------ Material provided ------

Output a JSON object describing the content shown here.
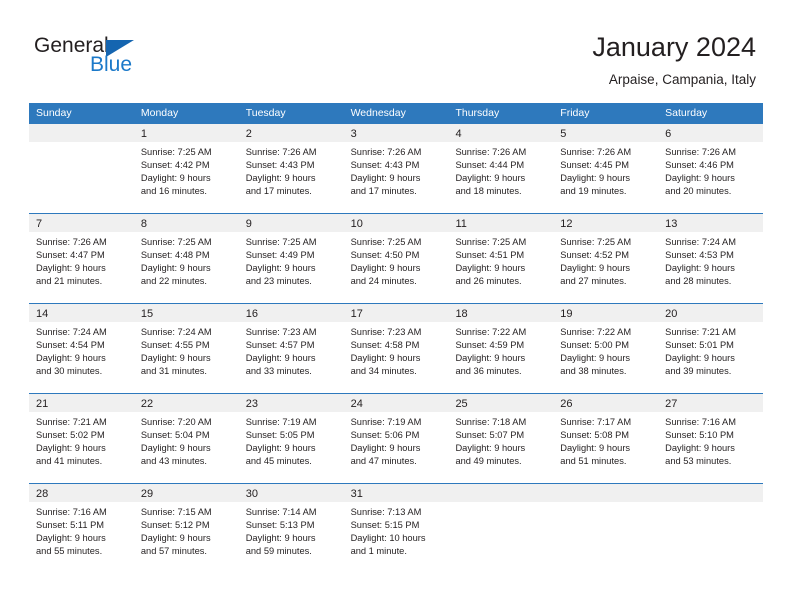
{
  "logo": {
    "word_one": "General",
    "word_two": "Blue",
    "triangle_icon": "blue-triangle-icon",
    "brand_color": "#1b79c9",
    "dark_color": "#231f20"
  },
  "header": {
    "title": "January 2024",
    "subtitle": "Arpaise, Campania, Italy"
  },
  "theme": {
    "header_blue": "#2e79bd",
    "daynum_band": "#f0f0f0",
    "text": "#231f20"
  },
  "calendar": {
    "day_headers": [
      "Sunday",
      "Monday",
      "Tuesday",
      "Wednesday",
      "Thursday",
      "Friday",
      "Saturday"
    ],
    "weeks": [
      [
        {
          "day": "",
          "lines": []
        },
        {
          "day": "1",
          "lines": [
            "Sunrise: 7:25 AM",
            "Sunset: 4:42 PM",
            "Daylight: 9 hours",
            "and 16 minutes."
          ]
        },
        {
          "day": "2",
          "lines": [
            "Sunrise: 7:26 AM",
            "Sunset: 4:43 PM",
            "Daylight: 9 hours",
            "and 17 minutes."
          ]
        },
        {
          "day": "3",
          "lines": [
            "Sunrise: 7:26 AM",
            "Sunset: 4:43 PM",
            "Daylight: 9 hours",
            "and 17 minutes."
          ]
        },
        {
          "day": "4",
          "lines": [
            "Sunrise: 7:26 AM",
            "Sunset: 4:44 PM",
            "Daylight: 9 hours",
            "and 18 minutes."
          ]
        },
        {
          "day": "5",
          "lines": [
            "Sunrise: 7:26 AM",
            "Sunset: 4:45 PM",
            "Daylight: 9 hours",
            "and 19 minutes."
          ]
        },
        {
          "day": "6",
          "lines": [
            "Sunrise: 7:26 AM",
            "Sunset: 4:46 PM",
            "Daylight: 9 hours",
            "and 20 minutes."
          ]
        }
      ],
      [
        {
          "day": "7",
          "lines": [
            "Sunrise: 7:26 AM",
            "Sunset: 4:47 PM",
            "Daylight: 9 hours",
            "and 21 minutes."
          ]
        },
        {
          "day": "8",
          "lines": [
            "Sunrise: 7:25 AM",
            "Sunset: 4:48 PM",
            "Daylight: 9 hours",
            "and 22 minutes."
          ]
        },
        {
          "day": "9",
          "lines": [
            "Sunrise: 7:25 AM",
            "Sunset: 4:49 PM",
            "Daylight: 9 hours",
            "and 23 minutes."
          ]
        },
        {
          "day": "10",
          "lines": [
            "Sunrise: 7:25 AM",
            "Sunset: 4:50 PM",
            "Daylight: 9 hours",
            "and 24 minutes."
          ]
        },
        {
          "day": "11",
          "lines": [
            "Sunrise: 7:25 AM",
            "Sunset: 4:51 PM",
            "Daylight: 9 hours",
            "and 26 minutes."
          ]
        },
        {
          "day": "12",
          "lines": [
            "Sunrise: 7:25 AM",
            "Sunset: 4:52 PM",
            "Daylight: 9 hours",
            "and 27 minutes."
          ]
        },
        {
          "day": "13",
          "lines": [
            "Sunrise: 7:24 AM",
            "Sunset: 4:53 PM",
            "Daylight: 9 hours",
            "and 28 minutes."
          ]
        }
      ],
      [
        {
          "day": "14",
          "lines": [
            "Sunrise: 7:24 AM",
            "Sunset: 4:54 PM",
            "Daylight: 9 hours",
            "and 30 minutes."
          ]
        },
        {
          "day": "15",
          "lines": [
            "Sunrise: 7:24 AM",
            "Sunset: 4:55 PM",
            "Daylight: 9 hours",
            "and 31 minutes."
          ]
        },
        {
          "day": "16",
          "lines": [
            "Sunrise: 7:23 AM",
            "Sunset: 4:57 PM",
            "Daylight: 9 hours",
            "and 33 minutes."
          ]
        },
        {
          "day": "17",
          "lines": [
            "Sunrise: 7:23 AM",
            "Sunset: 4:58 PM",
            "Daylight: 9 hours",
            "and 34 minutes."
          ]
        },
        {
          "day": "18",
          "lines": [
            "Sunrise: 7:22 AM",
            "Sunset: 4:59 PM",
            "Daylight: 9 hours",
            "and 36 minutes."
          ]
        },
        {
          "day": "19",
          "lines": [
            "Sunrise: 7:22 AM",
            "Sunset: 5:00 PM",
            "Daylight: 9 hours",
            "and 38 minutes."
          ]
        },
        {
          "day": "20",
          "lines": [
            "Sunrise: 7:21 AM",
            "Sunset: 5:01 PM",
            "Daylight: 9 hours",
            "and 39 minutes."
          ]
        }
      ],
      [
        {
          "day": "21",
          "lines": [
            "Sunrise: 7:21 AM",
            "Sunset: 5:02 PM",
            "Daylight: 9 hours",
            "and 41 minutes."
          ]
        },
        {
          "day": "22",
          "lines": [
            "Sunrise: 7:20 AM",
            "Sunset: 5:04 PM",
            "Daylight: 9 hours",
            "and 43 minutes."
          ]
        },
        {
          "day": "23",
          "lines": [
            "Sunrise: 7:19 AM",
            "Sunset: 5:05 PM",
            "Daylight: 9 hours",
            "and 45 minutes."
          ]
        },
        {
          "day": "24",
          "lines": [
            "Sunrise: 7:19 AM",
            "Sunset: 5:06 PM",
            "Daylight: 9 hours",
            "and 47 minutes."
          ]
        },
        {
          "day": "25",
          "lines": [
            "Sunrise: 7:18 AM",
            "Sunset: 5:07 PM",
            "Daylight: 9 hours",
            "and 49 minutes."
          ]
        },
        {
          "day": "26",
          "lines": [
            "Sunrise: 7:17 AM",
            "Sunset: 5:08 PM",
            "Daylight: 9 hours",
            "and 51 minutes."
          ]
        },
        {
          "day": "27",
          "lines": [
            "Sunrise: 7:16 AM",
            "Sunset: 5:10 PM",
            "Daylight: 9 hours",
            "and 53 minutes."
          ]
        }
      ],
      [
        {
          "day": "28",
          "lines": [
            "Sunrise: 7:16 AM",
            "Sunset: 5:11 PM",
            "Daylight: 9 hours",
            "and 55 minutes."
          ]
        },
        {
          "day": "29",
          "lines": [
            "Sunrise: 7:15 AM",
            "Sunset: 5:12 PM",
            "Daylight: 9 hours",
            "and 57 minutes."
          ]
        },
        {
          "day": "30",
          "lines": [
            "Sunrise: 7:14 AM",
            "Sunset: 5:13 PM",
            "Daylight: 9 hours",
            "and 59 minutes."
          ]
        },
        {
          "day": "31",
          "lines": [
            "Sunrise: 7:13 AM",
            "Sunset: 5:15 PM",
            "Daylight: 10 hours",
            "and 1 minute."
          ]
        },
        {
          "day": "",
          "lines": []
        },
        {
          "day": "",
          "lines": []
        },
        {
          "day": "",
          "lines": []
        }
      ]
    ]
  }
}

------

Description of the task: Write out all the entries exactly, except for the pictures.

Finished exercise:
Output a JSON object describing the content shown here.
{
  "logo": {
    "word_one": "General",
    "word_two": "Blue",
    "triangle_icon": "blue-triangle-icon",
    "brand_color": "#1b79c9",
    "dark_color": "#231f20"
  },
  "header": {
    "title": "January 2024",
    "subtitle": "Arpaise, Campania, Italy"
  },
  "theme": {
    "header_blue": "#2e79bd",
    "daynum_band": "#f0f0f0",
    "text": "#231f20"
  },
  "calendar": {
    "day_headers": [
      "Sunday",
      "Monday",
      "Tuesday",
      "Wednesday",
      "Thursday",
      "Friday",
      "Saturday"
    ],
    "weeks": [
      [
        {
          "day": "",
          "lines": []
        },
        {
          "day": "1",
          "lines": [
            "Sunrise: 7:25 AM",
            "Sunset: 4:42 PM",
            "Daylight: 9 hours",
            "and 16 minutes."
          ]
        },
        {
          "day": "2",
          "lines": [
            "Sunrise: 7:26 AM",
            "Sunset: 4:43 PM",
            "Daylight: 9 hours",
            "and 17 minutes."
          ]
        },
        {
          "day": "3",
          "lines": [
            "Sunrise: 7:26 AM",
            "Sunset: 4:43 PM",
            "Daylight: 9 hours",
            "and 17 minutes."
          ]
        },
        {
          "day": "4",
          "lines": [
            "Sunrise: 7:26 AM",
            "Sunset: 4:44 PM",
            "Daylight: 9 hours",
            "and 18 minutes."
          ]
        },
        {
          "day": "5",
          "lines": [
            "Sunrise: 7:26 AM",
            "Sunset: 4:45 PM",
            "Daylight: 9 hours",
            "and 19 minutes."
          ]
        },
        {
          "day": "6",
          "lines": [
            "Sunrise: 7:26 AM",
            "Sunset: 4:46 PM",
            "Daylight: 9 hours",
            "and 20 minutes."
          ]
        }
      ],
      [
        {
          "day": "7",
          "lines": [
            "Sunrise: 7:26 AM",
            "Sunset: 4:47 PM",
            "Daylight: 9 hours",
            "and 21 minutes."
          ]
        },
        {
          "day": "8",
          "lines": [
            "Sunrise: 7:25 AM",
            "Sunset: 4:48 PM",
            "Daylight: 9 hours",
            "and 22 minutes."
          ]
        },
        {
          "day": "9",
          "lines": [
            "Sunrise: 7:25 AM",
            "Sunset: 4:49 PM",
            "Daylight: 9 hours",
            "and 23 minutes."
          ]
        },
        {
          "day": "10",
          "lines": [
            "Sunrise: 7:25 AM",
            "Sunset: 4:50 PM",
            "Daylight: 9 hours",
            "and 24 minutes."
          ]
        },
        {
          "day": "11",
          "lines": [
            "Sunrise: 7:25 AM",
            "Sunset: 4:51 PM",
            "Daylight: 9 hours",
            "and 26 minutes."
          ]
        },
        {
          "day": "12",
          "lines": [
            "Sunrise: 7:25 AM",
            "Sunset: 4:52 PM",
            "Daylight: 9 hours",
            "and 27 minutes."
          ]
        },
        {
          "day": "13",
          "lines": [
            "Sunrise: 7:24 AM",
            "Sunset: 4:53 PM",
            "Daylight: 9 hours",
            "and 28 minutes."
          ]
        }
      ],
      [
        {
          "day": "14",
          "lines": [
            "Sunrise: 7:24 AM",
            "Sunset: 4:54 PM",
            "Daylight: 9 hours",
            "and 30 minutes."
          ]
        },
        {
          "day": "15",
          "lines": [
            "Sunrise: 7:24 AM",
            "Sunset: 4:55 PM",
            "Daylight: 9 hours",
            "and 31 minutes."
          ]
        },
        {
          "day": "16",
          "lines": [
            "Sunrise: 7:23 AM",
            "Sunset: 4:57 PM",
            "Daylight: 9 hours",
            "and 33 minutes."
          ]
        },
        {
          "day": "17",
          "lines": [
            "Sunrise: 7:23 AM",
            "Sunset: 4:58 PM",
            "Daylight: 9 hours",
            "and 34 minutes."
          ]
        },
        {
          "day": "18",
          "lines": [
            "Sunrise: 7:22 AM",
            "Sunset: 4:59 PM",
            "Daylight: 9 hours",
            "and 36 minutes."
          ]
        },
        {
          "day": "19",
          "lines": [
            "Sunrise: 7:22 AM",
            "Sunset: 5:00 PM",
            "Daylight: 9 hours",
            "and 38 minutes."
          ]
        },
        {
          "day": "20",
          "lines": [
            "Sunrise: 7:21 AM",
            "Sunset: 5:01 PM",
            "Daylight: 9 hours",
            "and 39 minutes."
          ]
        }
      ],
      [
        {
          "day": "21",
          "lines": [
            "Sunrise: 7:21 AM",
            "Sunset: 5:02 PM",
            "Daylight: 9 hours",
            "and 41 minutes."
          ]
        },
        {
          "day": "22",
          "lines": [
            "Sunrise: 7:20 AM",
            "Sunset: 5:04 PM",
            "Daylight: 9 hours",
            "and 43 minutes."
          ]
        },
        {
          "day": "23",
          "lines": [
            "Sunrise: 7:19 AM",
            "Sunset: 5:05 PM",
            "Daylight: 9 hours",
            "and 45 minutes."
          ]
        },
        {
          "day": "24",
          "lines": [
            "Sunrise: 7:19 AM",
            "Sunset: 5:06 PM",
            "Daylight: 9 hours",
            "and 47 minutes."
          ]
        },
        {
          "day": "25",
          "lines": [
            "Sunrise: 7:18 AM",
            "Sunset: 5:07 PM",
            "Daylight: 9 hours",
            "and 49 minutes."
          ]
        },
        {
          "day": "26",
          "lines": [
            "Sunrise: 7:17 AM",
            "Sunset: 5:08 PM",
            "Daylight: 9 hours",
            "and 51 minutes."
          ]
        },
        {
          "day": "27",
          "lines": [
            "Sunrise: 7:16 AM",
            "Sunset: 5:10 PM",
            "Daylight: 9 hours",
            "and 53 minutes."
          ]
        }
      ],
      [
        {
          "day": "28",
          "lines": [
            "Sunrise: 7:16 AM",
            "Sunset: 5:11 PM",
            "Daylight: 9 hours",
            "and 55 minutes."
          ]
        },
        {
          "day": "29",
          "lines": [
            "Sunrise: 7:15 AM",
            "Sunset: 5:12 PM",
            "Daylight: 9 hours",
            "and 57 minutes."
          ]
        },
        {
          "day": "30",
          "lines": [
            "Sunrise: 7:14 AM",
            "Sunset: 5:13 PM",
            "Daylight: 9 hours",
            "and 59 minutes."
          ]
        },
        {
          "day": "31",
          "lines": [
            "Sunrise: 7:13 AM",
            "Sunset: 5:15 PM",
            "Daylight: 10 hours",
            "and 1 minute."
          ]
        },
        {
          "day": "",
          "lines": []
        },
        {
          "day": "",
          "lines": []
        },
        {
          "day": "",
          "lines": []
        }
      ]
    ]
  }
}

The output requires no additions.